WHAT THE TASK ASKS:
Output the line that contains "Output the text content of this document." and every line after it to the end of the entries, with nothing added or left out.

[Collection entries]
— begin —

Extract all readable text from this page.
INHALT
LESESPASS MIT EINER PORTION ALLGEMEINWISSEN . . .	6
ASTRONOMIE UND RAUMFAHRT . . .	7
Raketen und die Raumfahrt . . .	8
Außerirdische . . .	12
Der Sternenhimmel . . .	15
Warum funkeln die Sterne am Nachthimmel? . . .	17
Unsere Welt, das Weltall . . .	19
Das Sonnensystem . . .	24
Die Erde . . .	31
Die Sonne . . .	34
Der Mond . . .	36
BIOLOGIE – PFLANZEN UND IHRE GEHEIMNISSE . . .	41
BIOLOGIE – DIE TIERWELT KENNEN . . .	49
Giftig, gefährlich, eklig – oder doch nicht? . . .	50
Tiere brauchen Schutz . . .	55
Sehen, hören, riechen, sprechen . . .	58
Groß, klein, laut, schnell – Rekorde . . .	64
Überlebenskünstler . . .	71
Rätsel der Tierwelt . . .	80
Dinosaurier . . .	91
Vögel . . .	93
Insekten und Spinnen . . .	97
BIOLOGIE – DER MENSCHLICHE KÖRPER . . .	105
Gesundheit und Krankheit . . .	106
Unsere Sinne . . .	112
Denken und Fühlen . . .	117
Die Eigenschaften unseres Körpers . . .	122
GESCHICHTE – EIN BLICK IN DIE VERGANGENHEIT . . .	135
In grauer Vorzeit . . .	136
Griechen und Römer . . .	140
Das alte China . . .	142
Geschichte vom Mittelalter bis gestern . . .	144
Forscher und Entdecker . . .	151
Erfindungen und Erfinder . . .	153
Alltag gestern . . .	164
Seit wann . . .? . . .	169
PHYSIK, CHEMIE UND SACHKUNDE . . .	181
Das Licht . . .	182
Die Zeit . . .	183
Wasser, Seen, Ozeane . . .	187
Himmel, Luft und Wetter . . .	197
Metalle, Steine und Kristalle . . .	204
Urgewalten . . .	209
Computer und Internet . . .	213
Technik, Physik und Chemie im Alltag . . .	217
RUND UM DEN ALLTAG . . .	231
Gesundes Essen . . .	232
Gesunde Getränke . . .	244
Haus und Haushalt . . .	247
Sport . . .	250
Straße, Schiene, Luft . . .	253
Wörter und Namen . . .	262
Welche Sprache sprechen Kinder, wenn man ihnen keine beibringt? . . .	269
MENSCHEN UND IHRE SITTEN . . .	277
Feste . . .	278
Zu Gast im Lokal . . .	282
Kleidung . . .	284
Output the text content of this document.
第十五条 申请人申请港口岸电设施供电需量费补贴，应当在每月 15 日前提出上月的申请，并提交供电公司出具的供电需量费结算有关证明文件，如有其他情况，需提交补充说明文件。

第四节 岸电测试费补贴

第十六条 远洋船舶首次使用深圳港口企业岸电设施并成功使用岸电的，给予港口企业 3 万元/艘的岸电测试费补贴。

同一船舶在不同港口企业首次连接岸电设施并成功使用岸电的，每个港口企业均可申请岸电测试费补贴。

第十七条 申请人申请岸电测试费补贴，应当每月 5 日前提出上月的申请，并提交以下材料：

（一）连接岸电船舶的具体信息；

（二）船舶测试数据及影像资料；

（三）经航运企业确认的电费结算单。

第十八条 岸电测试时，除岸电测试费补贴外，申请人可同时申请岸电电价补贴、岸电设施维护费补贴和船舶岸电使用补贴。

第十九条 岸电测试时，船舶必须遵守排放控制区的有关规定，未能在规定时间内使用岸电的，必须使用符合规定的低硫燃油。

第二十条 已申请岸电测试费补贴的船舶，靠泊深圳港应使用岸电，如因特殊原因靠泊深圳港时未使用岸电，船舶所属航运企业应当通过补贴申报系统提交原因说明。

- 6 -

— end —

SOLUTION:
Output the text content of this document.
第十五条 申请人申请港口岸电设施供电需量费补贴，应当在每月 15 日前提出上月的申请，并提交供电公司出具的供电需量费结算有关证明文件，如有其他情况，需提交补充说明文件。

第四节 岸电测试费补贴

第十六条 远洋船舶首次使用深圳港口企业岸电设施并成功使用岸电的，给予港口企业 3 万元/艘的岸电测试费补贴。

同一船舶在不同港口企业首次连接岸电设施并成功使用岸电的，每个港口企业均可申请岸电测试费补贴。

第十七条 申请人申请岸电测试费补贴，应当每月 5 日前提出上月的申请，并提交以下材料：

（一）连接岸电船舶的具体信息；

（二）船舶测试数据及影像资料；

（三）经航运企业确认的电费结算单。

第十八条 岸电测试时，除岸电测试费补贴外，申请人可同时申请岸电电价补贴、岸电设施维护费补贴和船舶岸电使用补贴。

第十九条 岸电测试时，船舶必须遵守排放控制区的有关规定，未能在规定时间内使用岸电的，必须使用符合规定的低硫燃油。

第二十条 已申请岸电测试费补贴的船舶，靠泊深圳港应使用岸电，如因特殊原因靠泊深圳港时未使用岸电，船舶所属航运企业应当通过补贴申报系统提交原因说明。

- 6 -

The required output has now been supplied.